REQUEST =>
Extract all lines from the data beneath that include the word "TRENDS".

## begin PROVIDED ENTRIES

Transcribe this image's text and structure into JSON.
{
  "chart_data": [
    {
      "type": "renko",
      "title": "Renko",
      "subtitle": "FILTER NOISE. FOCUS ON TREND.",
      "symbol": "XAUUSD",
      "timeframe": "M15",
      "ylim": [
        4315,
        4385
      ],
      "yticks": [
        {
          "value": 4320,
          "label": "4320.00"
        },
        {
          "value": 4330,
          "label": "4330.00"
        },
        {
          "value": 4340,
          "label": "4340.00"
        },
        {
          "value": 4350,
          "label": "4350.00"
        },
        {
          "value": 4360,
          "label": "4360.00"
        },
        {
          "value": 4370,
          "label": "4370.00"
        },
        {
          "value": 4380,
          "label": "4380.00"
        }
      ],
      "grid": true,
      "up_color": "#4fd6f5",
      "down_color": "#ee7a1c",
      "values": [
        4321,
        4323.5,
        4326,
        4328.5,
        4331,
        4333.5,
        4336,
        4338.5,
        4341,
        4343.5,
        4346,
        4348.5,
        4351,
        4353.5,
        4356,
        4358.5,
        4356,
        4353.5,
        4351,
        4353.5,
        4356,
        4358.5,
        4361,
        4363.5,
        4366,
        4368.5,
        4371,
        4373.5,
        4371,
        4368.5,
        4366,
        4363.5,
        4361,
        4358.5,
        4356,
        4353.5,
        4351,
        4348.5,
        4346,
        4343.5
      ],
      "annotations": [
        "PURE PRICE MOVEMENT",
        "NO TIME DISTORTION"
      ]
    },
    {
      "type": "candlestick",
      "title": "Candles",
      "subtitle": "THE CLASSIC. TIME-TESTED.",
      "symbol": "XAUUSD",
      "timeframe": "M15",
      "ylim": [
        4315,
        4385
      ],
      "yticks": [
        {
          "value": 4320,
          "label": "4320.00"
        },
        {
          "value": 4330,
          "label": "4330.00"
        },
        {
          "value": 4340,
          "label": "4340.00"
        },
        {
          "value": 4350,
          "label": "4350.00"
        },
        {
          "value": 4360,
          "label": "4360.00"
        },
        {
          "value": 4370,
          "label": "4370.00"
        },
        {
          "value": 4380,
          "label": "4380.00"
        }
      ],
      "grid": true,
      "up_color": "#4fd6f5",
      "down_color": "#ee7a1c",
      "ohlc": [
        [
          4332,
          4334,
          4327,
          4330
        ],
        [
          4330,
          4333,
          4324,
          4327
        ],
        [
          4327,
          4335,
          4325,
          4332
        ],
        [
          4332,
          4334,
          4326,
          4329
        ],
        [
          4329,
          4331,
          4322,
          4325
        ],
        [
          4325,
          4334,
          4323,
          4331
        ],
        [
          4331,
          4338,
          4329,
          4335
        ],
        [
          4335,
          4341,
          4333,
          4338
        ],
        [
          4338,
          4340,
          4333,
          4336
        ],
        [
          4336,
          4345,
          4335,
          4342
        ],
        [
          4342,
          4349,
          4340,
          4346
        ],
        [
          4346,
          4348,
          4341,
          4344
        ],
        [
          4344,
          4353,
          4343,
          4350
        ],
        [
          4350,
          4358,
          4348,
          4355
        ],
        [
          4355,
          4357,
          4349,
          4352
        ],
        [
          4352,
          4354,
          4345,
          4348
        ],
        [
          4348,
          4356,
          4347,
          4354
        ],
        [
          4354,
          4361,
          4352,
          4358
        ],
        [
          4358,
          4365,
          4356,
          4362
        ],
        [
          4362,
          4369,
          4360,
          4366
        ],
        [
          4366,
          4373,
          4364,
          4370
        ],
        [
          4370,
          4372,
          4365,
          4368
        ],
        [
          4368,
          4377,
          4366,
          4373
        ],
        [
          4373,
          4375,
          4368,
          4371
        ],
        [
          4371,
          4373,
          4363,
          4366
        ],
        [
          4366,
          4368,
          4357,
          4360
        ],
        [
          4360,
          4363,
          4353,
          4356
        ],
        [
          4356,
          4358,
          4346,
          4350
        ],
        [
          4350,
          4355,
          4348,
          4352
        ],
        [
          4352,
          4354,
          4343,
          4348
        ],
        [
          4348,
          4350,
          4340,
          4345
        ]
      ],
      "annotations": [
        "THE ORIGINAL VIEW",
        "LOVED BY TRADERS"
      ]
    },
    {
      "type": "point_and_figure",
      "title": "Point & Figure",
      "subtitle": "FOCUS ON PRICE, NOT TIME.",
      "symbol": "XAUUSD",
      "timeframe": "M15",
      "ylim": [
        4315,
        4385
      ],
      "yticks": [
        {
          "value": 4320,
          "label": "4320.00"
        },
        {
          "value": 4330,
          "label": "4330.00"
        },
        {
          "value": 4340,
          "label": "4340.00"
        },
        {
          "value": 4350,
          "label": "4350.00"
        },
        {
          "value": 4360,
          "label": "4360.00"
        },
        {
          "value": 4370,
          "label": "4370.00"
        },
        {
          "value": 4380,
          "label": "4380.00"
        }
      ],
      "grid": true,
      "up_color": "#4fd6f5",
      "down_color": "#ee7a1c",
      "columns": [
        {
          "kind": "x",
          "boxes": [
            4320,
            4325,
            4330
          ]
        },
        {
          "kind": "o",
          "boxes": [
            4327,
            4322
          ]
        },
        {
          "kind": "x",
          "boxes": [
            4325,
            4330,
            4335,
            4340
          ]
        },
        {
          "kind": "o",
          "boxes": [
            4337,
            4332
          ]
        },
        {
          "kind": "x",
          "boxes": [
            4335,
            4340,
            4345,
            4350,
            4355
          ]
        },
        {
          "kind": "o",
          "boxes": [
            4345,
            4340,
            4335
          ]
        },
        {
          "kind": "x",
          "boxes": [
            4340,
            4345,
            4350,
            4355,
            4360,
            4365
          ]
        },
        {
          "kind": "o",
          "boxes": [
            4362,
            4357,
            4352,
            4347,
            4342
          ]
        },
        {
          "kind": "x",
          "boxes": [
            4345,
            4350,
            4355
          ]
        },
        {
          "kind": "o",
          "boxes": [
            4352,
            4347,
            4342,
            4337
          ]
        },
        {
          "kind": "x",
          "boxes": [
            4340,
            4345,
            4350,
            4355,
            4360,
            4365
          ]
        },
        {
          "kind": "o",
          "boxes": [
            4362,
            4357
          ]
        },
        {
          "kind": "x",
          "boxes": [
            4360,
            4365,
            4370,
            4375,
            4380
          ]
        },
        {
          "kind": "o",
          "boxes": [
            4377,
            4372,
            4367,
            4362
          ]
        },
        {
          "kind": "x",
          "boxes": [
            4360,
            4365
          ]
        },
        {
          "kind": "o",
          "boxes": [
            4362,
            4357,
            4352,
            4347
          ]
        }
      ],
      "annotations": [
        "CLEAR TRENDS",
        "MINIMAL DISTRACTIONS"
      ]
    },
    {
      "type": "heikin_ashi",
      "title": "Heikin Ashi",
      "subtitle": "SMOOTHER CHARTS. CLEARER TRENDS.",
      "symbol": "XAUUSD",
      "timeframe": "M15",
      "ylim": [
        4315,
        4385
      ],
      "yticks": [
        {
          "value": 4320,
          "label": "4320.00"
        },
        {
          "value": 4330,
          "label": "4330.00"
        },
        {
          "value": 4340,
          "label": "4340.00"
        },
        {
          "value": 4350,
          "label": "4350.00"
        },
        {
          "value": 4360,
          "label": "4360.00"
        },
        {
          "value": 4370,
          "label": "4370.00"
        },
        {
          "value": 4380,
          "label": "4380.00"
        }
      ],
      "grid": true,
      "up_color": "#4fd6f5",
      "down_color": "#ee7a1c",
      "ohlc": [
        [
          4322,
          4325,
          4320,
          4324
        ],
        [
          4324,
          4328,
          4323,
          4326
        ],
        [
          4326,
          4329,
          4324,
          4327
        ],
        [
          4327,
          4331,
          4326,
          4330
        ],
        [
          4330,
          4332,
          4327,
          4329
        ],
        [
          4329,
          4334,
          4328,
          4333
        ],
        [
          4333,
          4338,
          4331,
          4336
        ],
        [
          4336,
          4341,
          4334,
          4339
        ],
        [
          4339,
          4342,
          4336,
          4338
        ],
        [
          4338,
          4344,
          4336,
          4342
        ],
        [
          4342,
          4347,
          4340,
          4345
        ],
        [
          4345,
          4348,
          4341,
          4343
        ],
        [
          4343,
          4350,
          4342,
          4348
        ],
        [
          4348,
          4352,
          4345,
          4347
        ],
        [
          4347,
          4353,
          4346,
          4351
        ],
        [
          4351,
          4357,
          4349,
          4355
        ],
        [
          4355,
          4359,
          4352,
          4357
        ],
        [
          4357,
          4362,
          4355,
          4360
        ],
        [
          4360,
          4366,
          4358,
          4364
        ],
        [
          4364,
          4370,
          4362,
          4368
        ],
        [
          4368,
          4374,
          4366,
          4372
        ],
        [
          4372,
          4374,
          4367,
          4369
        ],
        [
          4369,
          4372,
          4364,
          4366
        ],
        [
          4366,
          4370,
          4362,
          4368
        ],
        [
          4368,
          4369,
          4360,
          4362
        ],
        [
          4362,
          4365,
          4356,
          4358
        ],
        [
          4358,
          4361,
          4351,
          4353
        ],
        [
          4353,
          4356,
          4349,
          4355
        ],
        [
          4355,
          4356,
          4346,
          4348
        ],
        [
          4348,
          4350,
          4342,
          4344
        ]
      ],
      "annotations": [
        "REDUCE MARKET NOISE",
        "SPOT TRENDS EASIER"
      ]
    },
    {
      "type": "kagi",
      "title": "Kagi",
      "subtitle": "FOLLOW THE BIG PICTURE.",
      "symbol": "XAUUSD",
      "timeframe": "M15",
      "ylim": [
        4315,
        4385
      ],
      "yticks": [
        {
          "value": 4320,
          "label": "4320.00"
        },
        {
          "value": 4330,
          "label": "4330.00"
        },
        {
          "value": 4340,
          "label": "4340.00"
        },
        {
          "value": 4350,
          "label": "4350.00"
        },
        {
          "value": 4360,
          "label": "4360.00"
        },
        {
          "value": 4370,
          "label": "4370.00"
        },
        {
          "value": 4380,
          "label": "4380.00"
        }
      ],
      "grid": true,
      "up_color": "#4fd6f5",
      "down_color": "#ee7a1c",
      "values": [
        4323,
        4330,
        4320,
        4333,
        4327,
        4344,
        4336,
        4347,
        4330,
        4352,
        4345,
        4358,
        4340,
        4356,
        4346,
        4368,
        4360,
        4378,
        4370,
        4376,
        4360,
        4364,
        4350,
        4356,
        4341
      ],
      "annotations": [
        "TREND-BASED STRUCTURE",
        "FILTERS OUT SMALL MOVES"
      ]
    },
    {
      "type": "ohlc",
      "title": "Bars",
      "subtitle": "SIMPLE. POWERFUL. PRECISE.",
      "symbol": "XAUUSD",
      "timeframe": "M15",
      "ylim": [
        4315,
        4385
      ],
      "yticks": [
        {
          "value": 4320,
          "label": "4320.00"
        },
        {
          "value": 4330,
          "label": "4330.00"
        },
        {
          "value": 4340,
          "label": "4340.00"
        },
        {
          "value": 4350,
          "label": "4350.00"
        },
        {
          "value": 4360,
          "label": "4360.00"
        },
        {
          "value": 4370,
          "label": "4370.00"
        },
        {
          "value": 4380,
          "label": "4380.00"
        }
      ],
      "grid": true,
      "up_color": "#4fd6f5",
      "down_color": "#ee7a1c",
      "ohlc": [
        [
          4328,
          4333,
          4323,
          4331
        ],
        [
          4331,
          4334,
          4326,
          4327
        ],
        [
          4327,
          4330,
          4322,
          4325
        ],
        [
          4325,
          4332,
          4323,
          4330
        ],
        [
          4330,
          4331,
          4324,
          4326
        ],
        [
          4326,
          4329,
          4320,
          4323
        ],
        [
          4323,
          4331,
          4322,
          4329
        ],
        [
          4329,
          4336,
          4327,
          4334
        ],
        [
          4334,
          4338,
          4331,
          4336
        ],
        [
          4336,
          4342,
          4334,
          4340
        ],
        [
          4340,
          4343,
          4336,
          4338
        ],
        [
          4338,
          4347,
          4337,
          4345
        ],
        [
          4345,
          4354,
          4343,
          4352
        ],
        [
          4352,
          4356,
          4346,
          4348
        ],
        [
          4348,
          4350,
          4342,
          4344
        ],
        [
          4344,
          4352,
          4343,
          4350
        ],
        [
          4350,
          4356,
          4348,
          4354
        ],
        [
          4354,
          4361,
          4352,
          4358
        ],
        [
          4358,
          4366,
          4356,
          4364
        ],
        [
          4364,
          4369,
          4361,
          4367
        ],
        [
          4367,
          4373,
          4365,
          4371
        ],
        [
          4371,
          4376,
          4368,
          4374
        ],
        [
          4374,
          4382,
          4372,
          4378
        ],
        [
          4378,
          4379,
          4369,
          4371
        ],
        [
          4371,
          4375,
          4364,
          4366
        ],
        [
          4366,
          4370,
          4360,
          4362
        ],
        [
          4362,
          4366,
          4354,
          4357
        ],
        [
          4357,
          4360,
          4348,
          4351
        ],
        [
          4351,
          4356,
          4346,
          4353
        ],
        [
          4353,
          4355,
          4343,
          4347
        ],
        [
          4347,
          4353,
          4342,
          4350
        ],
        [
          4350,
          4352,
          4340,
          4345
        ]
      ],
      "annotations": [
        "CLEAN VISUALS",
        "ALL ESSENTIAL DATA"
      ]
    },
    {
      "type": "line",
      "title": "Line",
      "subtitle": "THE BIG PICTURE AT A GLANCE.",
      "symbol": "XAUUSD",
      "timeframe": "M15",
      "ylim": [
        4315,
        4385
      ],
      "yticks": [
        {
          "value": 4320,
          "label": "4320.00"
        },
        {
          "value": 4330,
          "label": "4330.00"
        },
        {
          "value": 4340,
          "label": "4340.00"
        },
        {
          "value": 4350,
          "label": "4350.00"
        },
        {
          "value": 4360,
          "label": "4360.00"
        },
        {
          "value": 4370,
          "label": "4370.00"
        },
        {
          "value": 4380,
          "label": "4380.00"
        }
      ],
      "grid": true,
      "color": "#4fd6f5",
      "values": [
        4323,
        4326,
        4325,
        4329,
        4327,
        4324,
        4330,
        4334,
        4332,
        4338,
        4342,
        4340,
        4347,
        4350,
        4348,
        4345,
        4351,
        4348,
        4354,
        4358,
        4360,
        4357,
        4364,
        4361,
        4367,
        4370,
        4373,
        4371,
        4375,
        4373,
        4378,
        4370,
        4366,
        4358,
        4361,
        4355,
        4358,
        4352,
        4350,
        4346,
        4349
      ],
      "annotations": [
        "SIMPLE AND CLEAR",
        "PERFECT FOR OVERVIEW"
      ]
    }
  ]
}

## end PROVIDED ENTRIES

TASK OUTPUT =>
        "CLEAR TRENDS",
      "subtitle": "SMOOTHER CHARTS. CLEARER TRENDS.",
        "SPOT TRENDS EASIER"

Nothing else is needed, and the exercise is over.